= Abu al-Umaytir al-Sufyani =

9th-century rebel during Abbasid era (811–813)

Abū al-Ḥasan ʿAlī ibn ʿAbd Allāh ibn Khālid ibn Yazīd ibn Muʿāwiya ibn Abī Sufyān (أبو الحسن علي بن عبد الله بن خالد بن يزيد بن معاوية بن أبي سفيان), better known as Abū al-ʿUmayṭir al-Sufyānī (أبو العميطر السفياني), was an Umayyad rebel against Abbasid rule in Syria during the Fourth Muslim Civil War and a self-proclaimed messiah who, in 811, attempted to restore the Umayyad Caliphate, which had been toppled by the Abbasids in 750. He expelled the Abbasid governor of Syria, Sulayman ibn Abi Ja'far, from Damascus and set up a quasi-administration in the city. His claim to the caliphate soon after gained recognition in different parts of the Damascus, Homs and Qinnasrin districts, including the port of Sidon and city of Homs.

**TASKS TO CARRY OUT**
1. Using the passage on Abu al-Umaytir al-Sufyani, answer each question:
(a) In what year did he try to restore the Umayyad Caliphate?
(b) Which Abbasid governor of Syria did he expel from Damascus?
(c) Which port is named among the places that recognized his claim to the caliphate?
2. Transcribe the passage on Abu al-Umaytir al-Sufyani from "9th-century rebel during" up to and including "city of Homs.".
The material that comes next is separate from the passage on Abu al-Umaytir al-Sufyani.

Region annotation material:
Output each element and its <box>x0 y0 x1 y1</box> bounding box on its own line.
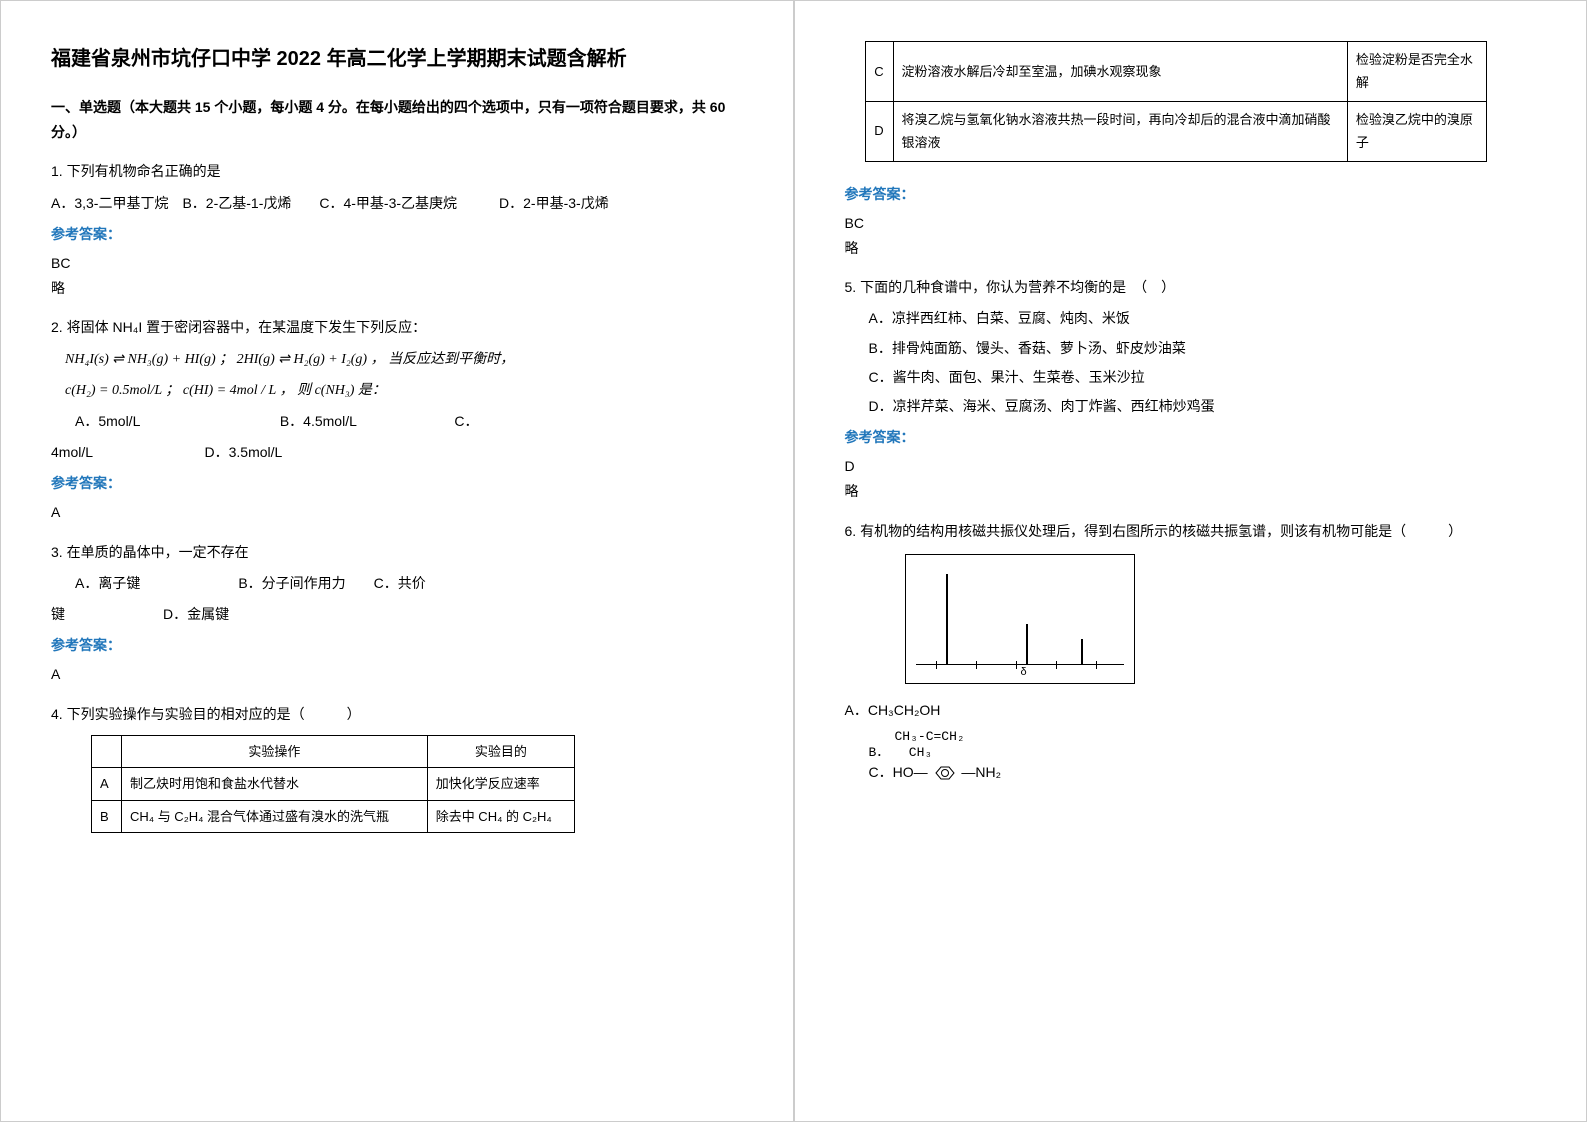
q4-rowB-op: CH₄ 与 C₂H₄ 混合气体通过盛有溴水的洗气瓶 <box>122 800 428 832</box>
table-row: D 将溴乙烷与氢氧化钠水溶液共热一段时间，再向冷却后的混合液中滴加硝酸银溶液 检… <box>865 101 1486 161</box>
nmr-tick <box>1096 661 1097 669</box>
q4-rowC-op: 淀粉溶液水解后冷却至室温，加碘水观察现象 <box>893 42 1347 102</box>
q2-stem: 2. 将固体 NH₄I 置于密闭容器中，在某温度下发生下列反应： <box>51 315 743 340</box>
nmr-peak <box>1081 639 1083 664</box>
table-row: B CH₄ 与 C₂H₄ 混合气体通过盛有溴水的洗气瓶 除去中 CH₄ 的 C₂… <box>92 800 575 832</box>
q2-opts-1: A．5mol/L B．4.5mol/L C． <box>75 409 743 434</box>
nmr-tick <box>936 661 937 669</box>
q1-note: 略 <box>51 276 743 301</box>
q6-opt-c: C．HO— —NH₂ <box>869 760 1537 785</box>
q4-rowA-op: 制乙炔时用饱和食盐水代替水 <box>122 768 428 800</box>
q6-opt-a: A．CH₃CH₂OH <box>845 698 1537 723</box>
q2-formula-2: c(H₂) = 0.5mol/L ； c(HI) = 4mol / L ， 则 … <box>65 378 743 403</box>
table-row: C 淀粉溶液水解后冷却至室温，加碘水观察现象 检验淀粉是否完全水解 <box>865 42 1486 102</box>
q3-ans: A <box>51 662 743 687</box>
q5-stem: 5. 下面的几种食谱中，你认为营养不均衡的是 （ ） <box>845 275 1537 300</box>
q6-stem: 6. 有机物的结构用核磁共振仪处理后，得到右图所示的核磁共振氢谱，则该有机物可能… <box>845 519 1537 544</box>
q5-opt-b: B．排骨炖面筋、馒头、香菇、萝卜汤、虾皮炒油菜 <box>869 336 1537 361</box>
q6-opt-b-line1: CH₃-C=CH₂ <box>869 729 1537 745</box>
q5-ans-label: 参考答案： <box>845 425 1537 450</box>
page-right: C 淀粉溶液水解后冷却至室温，加碘水观察现象 检验淀粉是否完全水解 D 将溴乙烷… <box>794 0 1587 1122</box>
nmr-spectrum: δ <box>905 554 1135 684</box>
q2-ans: A <box>51 500 743 525</box>
q4-table: 实验操作 实验目的 A 制乙炔时用饱和食盐水代替水 加快化学反应速率 B CH₄… <box>91 735 575 833</box>
q5-note: 略 <box>845 479 1537 504</box>
q1-stem: 1. 下列有机物命名正确的是 <box>51 159 743 184</box>
nmr-axis-label: δ <box>1021 663 1027 683</box>
doc-title: 福建省泉州市坑仔口中学 2022 年高二化学上学期期末试题含解析 <box>51 41 743 77</box>
q4-rowB-letter: B <box>92 800 122 832</box>
q4-rowC-aim: 检验淀粉是否完全水解 <box>1347 42 1486 102</box>
section-1-head: 一、单选题（本大题共 15 个小题，每小题 4 分。在每小题给出的四个选项中，只… <box>51 95 743 145</box>
nmr-peak <box>946 574 948 664</box>
page-left: 福建省泉州市坑仔口中学 2022 年高二化学上学期期末试题含解析 一、单选题（本… <box>0 0 794 1122</box>
nmr-x-axis <box>916 664 1124 665</box>
q4-th-aim: 实验目的 <box>427 735 574 767</box>
q5-opt-d: D．凉拌芹菜、海米、豆腐汤、肉丁炸酱、西红柿炒鸡蛋 <box>869 394 1537 419</box>
q4-note: 略 <box>845 236 1537 261</box>
q4-col-blank <box>92 735 122 767</box>
nmr-tick <box>1056 661 1057 669</box>
q4-stem: 4. 下列实验操作与实验目的相对应的是（ ） <box>51 702 743 727</box>
q4-rowD-aim: 检验溴乙烷中的溴原子 <box>1347 101 1486 161</box>
nmr-peak <box>1026 624 1028 664</box>
q5-ans: D <box>845 454 1537 479</box>
q4-rowD-letter: D <box>865 101 893 161</box>
q4-rowA-letter: A <box>92 768 122 800</box>
q5-opt-c: C．酱牛肉、面包、果汁、生菜卷、玉米沙拉 <box>869 365 1537 390</box>
q4-table-cont: C 淀粉溶液水解后冷却至室温，加碘水观察现象 检验淀粉是否完全水解 D 将溴乙烷… <box>865 41 1487 162</box>
q3-opts-2: 键 D．金属键 <box>51 602 743 627</box>
q3-stem: 3. 在单质的晶体中，一定不存在 <box>51 540 743 565</box>
q1-ans: BC <box>51 251 743 276</box>
q2-ans-label: 参考答案： <box>51 471 743 496</box>
q4-rowD-op: 将溴乙烷与氢氧化钠水溶液共热一段时间，再向冷却后的混合液中滴加硝酸银溶液 <box>893 101 1347 161</box>
q5-opt-a: A．凉拌西红柿、白菜、豆腐、炖肉、米饭 <box>869 306 1537 331</box>
q1-options: A．3,3-二甲基丁烷 B．2-乙基-1-戊烯 C．4-甲基-3-乙基庚烷 D．… <box>51 191 743 216</box>
benzene-ring-icon <box>932 765 958 781</box>
q4-rowC-letter: C <box>865 42 893 102</box>
q2-opts-2: 4mol/L D．3.5mol/L <box>51 440 743 465</box>
q2-formula-1: NH₄I(s) ⇌ NH₃(g) + HI(g) ； 2HI(g) ⇌ H₂(g… <box>65 347 743 372</box>
q6-opt-b-line2: B． CH₃ <box>869 745 1537 761</box>
table-row: 实验操作 实验目的 <box>92 735 575 767</box>
nmr-tick <box>1016 661 1017 669</box>
q6-c-suffix: —NH₂ <box>961 764 1001 780</box>
q3-opts-1: A．离子键 B．分子间作用力 C．共价 <box>75 571 743 596</box>
q4-rowA-aim: 加快化学反应速率 <box>427 768 574 800</box>
q4-rowB-aim: 除去中 CH₄ 的 C₂H₄ <box>427 800 574 832</box>
q3-ans-label: 参考答案： <box>51 633 743 658</box>
q4-ans-label: 参考答案： <box>845 182 1537 207</box>
q4-ans: BC <box>845 211 1537 236</box>
nmr-tick <box>976 661 977 669</box>
q5-options: A．凉拌西红柿、白菜、豆腐、炖肉、米饭 B．排骨炖面筋、馒头、香菇、萝卜汤、虾皮… <box>845 306 1537 419</box>
table-row: A 制乙炔时用饱和食盐水代替水 加快化学反应速率 <box>92 768 575 800</box>
q1-ans-label: 参考答案： <box>51 222 743 247</box>
q4-th-op: 实验操作 <box>122 735 428 767</box>
q6-c-prefix: C．HO— <box>869 764 928 780</box>
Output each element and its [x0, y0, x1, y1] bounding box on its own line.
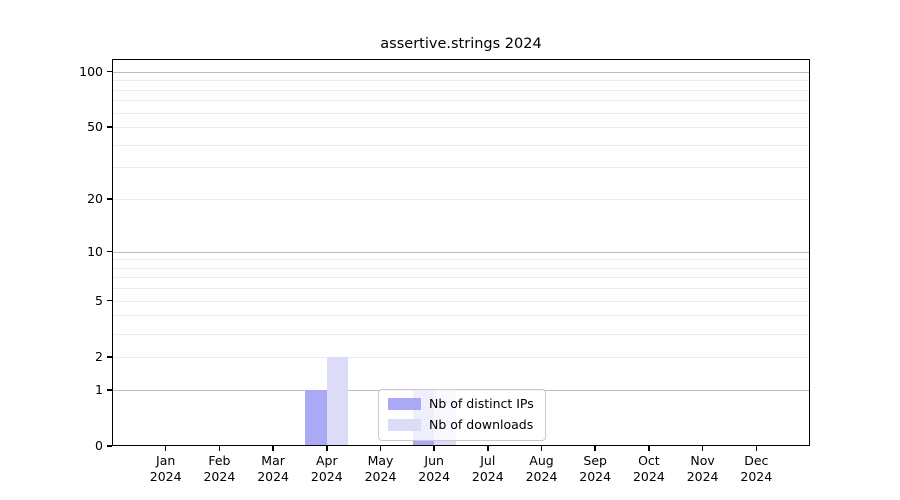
gridline-minor	[112, 100, 810, 102]
x-tick-label: Feb 2024	[203, 453, 236, 484]
x-tick-mark	[326, 446, 328, 451]
gridline-minor	[112, 167, 810, 169]
gridline-minor	[112, 112, 810, 114]
y-tick-label: 5	[95, 292, 103, 308]
plot-area: Nb of distinct IPs Nb of downloads	[112, 59, 810, 446]
x-tick-label: Dec 2024	[740, 453, 773, 484]
gridline-minor	[112, 333, 810, 335]
y-tick-label: 100	[79, 63, 103, 79]
y-tick-label: 20	[87, 191, 103, 206]
legend-label: Nb of distinct IPs	[429, 396, 534, 411]
x-tick-mark	[594, 446, 596, 451]
x-tick-mark	[701, 446, 704, 451]
x-tick-label: Sep 2024	[579, 453, 612, 484]
legend-swatch-downloads	[388, 419, 421, 431]
gridline-minor	[112, 89, 810, 91]
x-tick-mark	[540, 446, 543, 451]
gridline-minor	[112, 127, 810, 128]
x-tick-label: Aug 2024	[525, 453, 558, 484]
gridline-minor	[112, 267, 810, 269]
x-tick-mark	[164, 446, 167, 451]
bar-distinct-ips	[305, 390, 327, 446]
y-tick-label: 1	[95, 381, 103, 397]
gridline-minor	[112, 144, 810, 146]
y-tick-mark	[107, 198, 112, 200]
gridline-minor	[112, 277, 810, 279]
bar-downloads	[326, 357, 349, 446]
y-tick-mark	[107, 126, 112, 128]
gridline-minor	[112, 356, 810, 358]
y-tick-label: 2	[95, 348, 103, 364]
gridline-minor	[112, 300, 810, 302]
x-tick-label: Jan 2024	[149, 453, 182, 484]
y-tick-label: 10	[87, 243, 103, 259]
y-tick-mark	[107, 445, 112, 447]
chart-title: assertive.strings 2024	[380, 36, 542, 52]
x-tick-label: Oct 2024	[632, 453, 665, 484]
x-tick-label: Jun 2024	[418, 453, 451, 484]
gridline-minor	[112, 288, 810, 290]
y-tick-label: 0	[95, 438, 103, 453]
plot-border	[112, 59, 810, 446]
x-tick-mark	[487, 446, 489, 451]
x-tick-label: May 2024	[364, 453, 397, 484]
x-tick-mark	[433, 446, 435, 451]
legend-row: Nb of downloads	[388, 417, 536, 433]
legend-swatch-distinct-ips	[388, 398, 421, 410]
y-tick-mark	[107, 299, 112, 302]
y-tick-mark	[107, 389, 112, 391]
x-tick-mark	[648, 446, 650, 451]
x-tick-mark	[755, 446, 758, 451]
legend-row: Nb of distinct IPs	[388, 396, 536, 412]
legend: Nb of distinct IPs Nb of downloads	[378, 389, 546, 441]
x-tick-label: Jul 2024	[471, 453, 504, 484]
y-tick-label: 50	[87, 119, 103, 134]
y-tick-mark	[107, 70, 112, 73]
gridline-major	[112, 251, 810, 253]
y-tick-mark	[107, 356, 112, 358]
x-tick-label: Mar 2024	[257, 453, 289, 484]
x-tick-mark	[272, 446, 274, 451]
gridline-minor	[112, 259, 810, 261]
y-tick-mark	[107, 250, 112, 253]
gridline-minor	[112, 80, 810, 82]
x-tick-label: Nov 2024	[686, 453, 719, 484]
gridline-minor	[112, 315, 810, 317]
gridline-minor	[112, 199, 810, 200]
gridline-major	[112, 71, 810, 73]
x-tick-mark	[379, 446, 382, 451]
x-tick-mark	[218, 446, 221, 451]
legend-label: Nb of downloads	[429, 417, 534, 432]
x-tick-label: Apr 2024	[310, 453, 343, 484]
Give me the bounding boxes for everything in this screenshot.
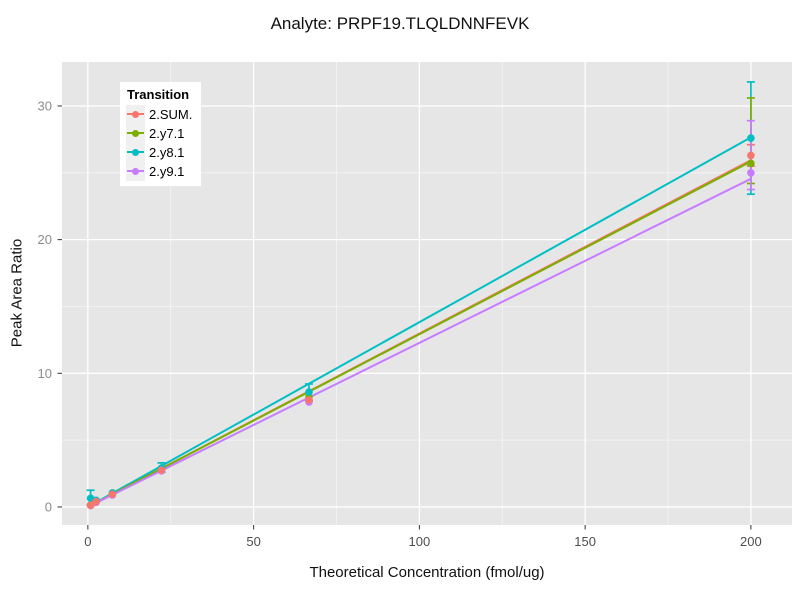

**SOLUTIONS PER TASK**
1.
(a) 811
(b) Sulayman ibn Abi Ja'far
(c) Sidon

2.
9th-century rebel during Abbasid era (811–813)

Abū al-Ḥasan ʿAlī ibn ʿAbd Allāh ibn Khālid ibn Yazīd ibn Muʿāwiya ibn Abī Sufyān (أبو الحسن علي بن عبد الله بن خالد بن يزيد بن معاوية بن أبي سفيان), better known as Abū al-ʿUmayṭir al-Sufyānī (أبو العميطر السفياني), was an Umayyad rebel against Abbasid rule in Syria during the Fourth Muslim Civil War and a self-proclaimed messiah who, in 811, attempted to restore the Umayyad Caliphate, which had been toppled by the Abbasids in 750. He expelled the Abbasid governor of Syria, Sulayman ibn Abi Ja'far, from Damascus and set up a quasi-administration in the city. His claim to the caliphate soon after gained recognition in different parts of the Damascus, Homs and Qinnasrin districts, including the port of Sidon and city of Homs.